---------- Given data ----------

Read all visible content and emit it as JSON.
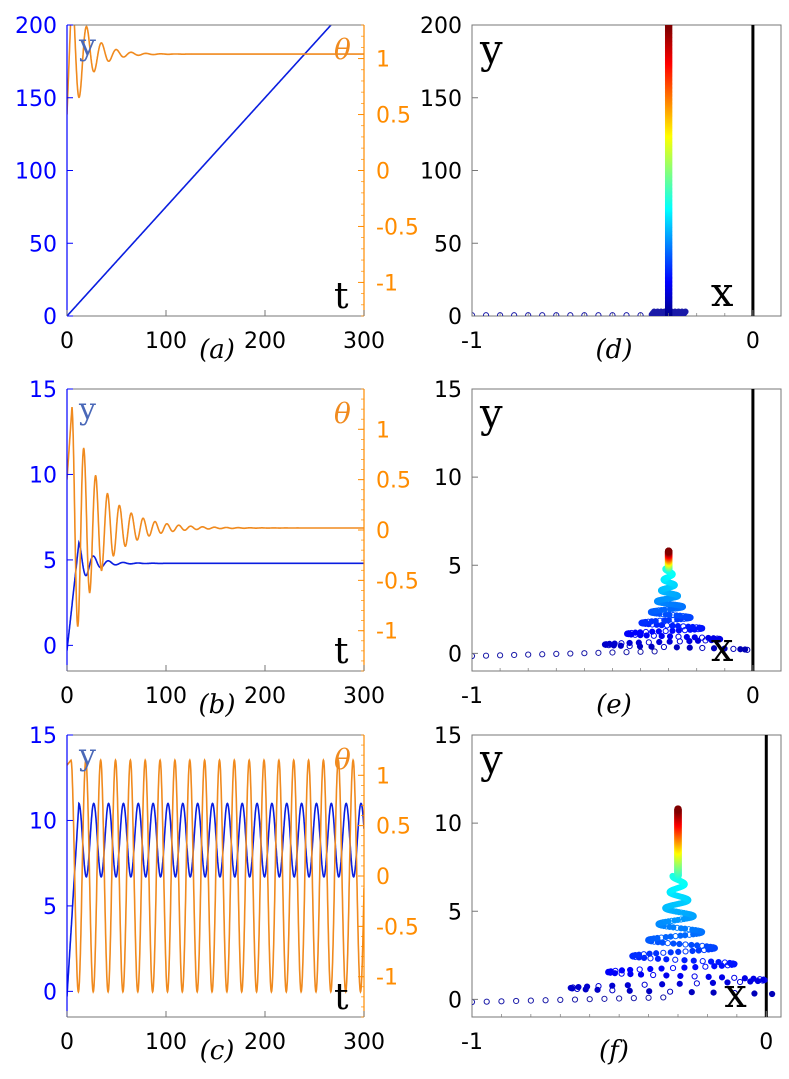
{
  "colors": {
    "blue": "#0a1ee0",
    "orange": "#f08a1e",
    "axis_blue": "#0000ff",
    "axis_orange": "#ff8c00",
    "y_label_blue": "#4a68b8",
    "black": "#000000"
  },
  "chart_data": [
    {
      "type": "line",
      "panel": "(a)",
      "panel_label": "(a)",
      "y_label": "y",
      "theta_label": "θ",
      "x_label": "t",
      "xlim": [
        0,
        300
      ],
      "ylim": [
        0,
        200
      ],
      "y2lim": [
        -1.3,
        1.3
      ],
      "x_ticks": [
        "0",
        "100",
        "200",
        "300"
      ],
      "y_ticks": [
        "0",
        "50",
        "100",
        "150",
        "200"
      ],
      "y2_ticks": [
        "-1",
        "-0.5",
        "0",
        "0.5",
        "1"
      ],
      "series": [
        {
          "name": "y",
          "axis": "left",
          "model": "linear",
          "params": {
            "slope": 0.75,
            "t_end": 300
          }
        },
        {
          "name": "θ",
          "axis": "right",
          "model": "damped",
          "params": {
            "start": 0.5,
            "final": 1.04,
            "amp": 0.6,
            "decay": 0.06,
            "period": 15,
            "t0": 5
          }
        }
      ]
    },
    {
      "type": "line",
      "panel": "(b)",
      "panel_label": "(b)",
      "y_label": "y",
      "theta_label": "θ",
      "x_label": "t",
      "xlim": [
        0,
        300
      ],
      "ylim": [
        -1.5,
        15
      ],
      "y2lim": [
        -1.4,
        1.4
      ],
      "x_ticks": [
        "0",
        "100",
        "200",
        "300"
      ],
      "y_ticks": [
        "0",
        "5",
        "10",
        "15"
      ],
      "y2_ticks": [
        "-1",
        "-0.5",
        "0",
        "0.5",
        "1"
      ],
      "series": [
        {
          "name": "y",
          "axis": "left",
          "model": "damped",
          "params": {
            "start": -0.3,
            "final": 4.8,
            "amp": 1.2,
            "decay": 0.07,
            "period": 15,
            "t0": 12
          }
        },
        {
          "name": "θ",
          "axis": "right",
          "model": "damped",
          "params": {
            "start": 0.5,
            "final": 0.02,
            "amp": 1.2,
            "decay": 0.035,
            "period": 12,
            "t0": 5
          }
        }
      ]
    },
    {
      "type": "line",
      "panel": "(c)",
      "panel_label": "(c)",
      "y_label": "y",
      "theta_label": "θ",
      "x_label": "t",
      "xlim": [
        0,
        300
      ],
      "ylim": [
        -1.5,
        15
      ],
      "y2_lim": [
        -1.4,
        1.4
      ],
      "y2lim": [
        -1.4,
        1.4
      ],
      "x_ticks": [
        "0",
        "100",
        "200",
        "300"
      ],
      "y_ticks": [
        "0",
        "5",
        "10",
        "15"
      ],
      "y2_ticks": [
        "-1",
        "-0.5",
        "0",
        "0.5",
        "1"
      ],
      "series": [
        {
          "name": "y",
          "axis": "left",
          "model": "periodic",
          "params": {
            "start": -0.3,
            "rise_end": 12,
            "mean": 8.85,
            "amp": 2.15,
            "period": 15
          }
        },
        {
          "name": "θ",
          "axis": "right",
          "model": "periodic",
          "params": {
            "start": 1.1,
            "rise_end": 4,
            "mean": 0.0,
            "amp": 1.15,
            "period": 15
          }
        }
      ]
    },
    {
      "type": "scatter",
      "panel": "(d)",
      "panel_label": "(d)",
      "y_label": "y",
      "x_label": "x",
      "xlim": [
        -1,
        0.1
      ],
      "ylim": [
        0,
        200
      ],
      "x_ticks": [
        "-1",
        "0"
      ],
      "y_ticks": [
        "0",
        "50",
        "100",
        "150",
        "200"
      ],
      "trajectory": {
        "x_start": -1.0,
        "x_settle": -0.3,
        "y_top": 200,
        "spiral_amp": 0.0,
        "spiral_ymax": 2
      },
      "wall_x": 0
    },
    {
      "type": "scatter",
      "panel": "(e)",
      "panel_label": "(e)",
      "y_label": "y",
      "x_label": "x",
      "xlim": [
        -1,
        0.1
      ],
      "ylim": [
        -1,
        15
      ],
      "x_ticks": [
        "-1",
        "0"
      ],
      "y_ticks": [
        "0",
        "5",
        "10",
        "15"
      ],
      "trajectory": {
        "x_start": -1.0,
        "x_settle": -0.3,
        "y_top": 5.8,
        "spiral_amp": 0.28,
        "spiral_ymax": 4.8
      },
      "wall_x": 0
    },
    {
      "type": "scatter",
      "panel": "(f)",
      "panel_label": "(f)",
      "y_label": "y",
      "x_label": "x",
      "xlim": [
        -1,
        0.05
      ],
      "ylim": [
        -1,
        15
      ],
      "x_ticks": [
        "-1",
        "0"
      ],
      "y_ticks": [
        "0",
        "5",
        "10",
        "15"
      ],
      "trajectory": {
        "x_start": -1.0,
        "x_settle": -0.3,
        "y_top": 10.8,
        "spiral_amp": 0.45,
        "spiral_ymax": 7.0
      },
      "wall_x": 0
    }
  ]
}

----------
---------- Given data ----------

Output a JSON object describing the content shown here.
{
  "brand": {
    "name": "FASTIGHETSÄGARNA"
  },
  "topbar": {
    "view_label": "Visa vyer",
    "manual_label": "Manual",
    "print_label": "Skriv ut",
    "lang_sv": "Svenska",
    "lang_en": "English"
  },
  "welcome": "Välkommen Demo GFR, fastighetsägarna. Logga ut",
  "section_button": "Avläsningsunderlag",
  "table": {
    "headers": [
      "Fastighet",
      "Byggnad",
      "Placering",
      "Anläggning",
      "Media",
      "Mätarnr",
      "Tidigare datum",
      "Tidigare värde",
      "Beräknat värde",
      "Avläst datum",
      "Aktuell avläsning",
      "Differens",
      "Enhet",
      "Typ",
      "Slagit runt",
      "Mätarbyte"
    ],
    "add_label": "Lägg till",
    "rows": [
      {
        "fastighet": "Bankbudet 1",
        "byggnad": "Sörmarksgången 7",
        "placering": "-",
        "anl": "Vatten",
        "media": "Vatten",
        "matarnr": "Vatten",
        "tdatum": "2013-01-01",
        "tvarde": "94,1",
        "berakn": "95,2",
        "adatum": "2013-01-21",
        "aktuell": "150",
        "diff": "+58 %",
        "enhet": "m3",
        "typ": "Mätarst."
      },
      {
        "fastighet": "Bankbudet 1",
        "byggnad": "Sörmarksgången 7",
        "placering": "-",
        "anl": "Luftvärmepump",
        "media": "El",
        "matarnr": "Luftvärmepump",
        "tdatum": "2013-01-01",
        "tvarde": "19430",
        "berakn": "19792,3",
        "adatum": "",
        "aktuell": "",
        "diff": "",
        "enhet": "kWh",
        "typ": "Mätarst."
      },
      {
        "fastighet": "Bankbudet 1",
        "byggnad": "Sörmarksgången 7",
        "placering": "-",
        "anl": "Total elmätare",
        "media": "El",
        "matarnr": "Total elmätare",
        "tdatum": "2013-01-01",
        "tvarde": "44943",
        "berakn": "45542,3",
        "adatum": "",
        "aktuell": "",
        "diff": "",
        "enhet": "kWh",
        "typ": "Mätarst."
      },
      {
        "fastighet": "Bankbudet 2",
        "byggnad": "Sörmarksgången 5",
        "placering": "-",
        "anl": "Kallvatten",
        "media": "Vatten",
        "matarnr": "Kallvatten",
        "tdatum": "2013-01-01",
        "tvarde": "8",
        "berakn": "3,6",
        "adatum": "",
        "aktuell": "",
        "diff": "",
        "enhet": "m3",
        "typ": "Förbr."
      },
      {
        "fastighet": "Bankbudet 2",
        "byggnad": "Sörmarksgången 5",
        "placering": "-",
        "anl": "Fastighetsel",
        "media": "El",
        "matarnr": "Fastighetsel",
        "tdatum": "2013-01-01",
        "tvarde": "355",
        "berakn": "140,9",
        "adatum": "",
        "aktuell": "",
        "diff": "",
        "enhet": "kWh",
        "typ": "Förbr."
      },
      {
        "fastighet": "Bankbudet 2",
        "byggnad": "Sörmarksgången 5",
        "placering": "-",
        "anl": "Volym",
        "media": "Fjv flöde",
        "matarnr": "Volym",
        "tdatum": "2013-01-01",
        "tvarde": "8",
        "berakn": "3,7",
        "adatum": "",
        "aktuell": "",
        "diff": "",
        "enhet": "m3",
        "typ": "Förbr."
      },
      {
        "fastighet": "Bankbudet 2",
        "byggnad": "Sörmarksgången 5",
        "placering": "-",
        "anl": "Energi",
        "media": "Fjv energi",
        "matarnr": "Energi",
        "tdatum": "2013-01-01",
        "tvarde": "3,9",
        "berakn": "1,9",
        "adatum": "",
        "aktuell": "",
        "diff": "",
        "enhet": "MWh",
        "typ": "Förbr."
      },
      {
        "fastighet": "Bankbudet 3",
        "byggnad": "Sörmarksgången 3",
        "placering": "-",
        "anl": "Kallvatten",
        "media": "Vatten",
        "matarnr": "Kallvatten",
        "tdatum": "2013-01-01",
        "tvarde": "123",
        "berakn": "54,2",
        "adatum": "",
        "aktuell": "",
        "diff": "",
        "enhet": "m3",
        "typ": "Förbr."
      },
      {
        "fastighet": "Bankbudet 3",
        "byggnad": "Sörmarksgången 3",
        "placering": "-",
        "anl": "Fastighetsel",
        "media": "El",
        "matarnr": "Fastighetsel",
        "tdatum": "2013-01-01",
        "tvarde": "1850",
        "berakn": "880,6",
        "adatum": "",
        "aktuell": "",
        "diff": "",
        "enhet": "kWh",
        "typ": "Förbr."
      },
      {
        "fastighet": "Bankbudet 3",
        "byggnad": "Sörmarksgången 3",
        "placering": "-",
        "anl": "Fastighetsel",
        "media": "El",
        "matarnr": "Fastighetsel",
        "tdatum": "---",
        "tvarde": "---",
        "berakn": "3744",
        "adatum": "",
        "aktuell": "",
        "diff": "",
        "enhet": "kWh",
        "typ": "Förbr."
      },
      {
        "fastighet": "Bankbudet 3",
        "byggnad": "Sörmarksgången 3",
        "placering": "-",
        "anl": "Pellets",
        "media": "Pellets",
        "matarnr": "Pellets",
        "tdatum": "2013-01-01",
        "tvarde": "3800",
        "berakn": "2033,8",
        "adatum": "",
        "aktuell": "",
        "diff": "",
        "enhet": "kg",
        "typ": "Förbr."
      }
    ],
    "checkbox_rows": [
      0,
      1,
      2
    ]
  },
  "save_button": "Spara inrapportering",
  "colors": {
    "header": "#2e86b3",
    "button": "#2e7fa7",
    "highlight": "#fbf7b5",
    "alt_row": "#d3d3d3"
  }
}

----------

The task: Select the lines that carry the string "Luftvärmepump" and copy them.

Finished task:
        "anl": "Luftvärmepump",
        "matarnr": "Luftvärmepump",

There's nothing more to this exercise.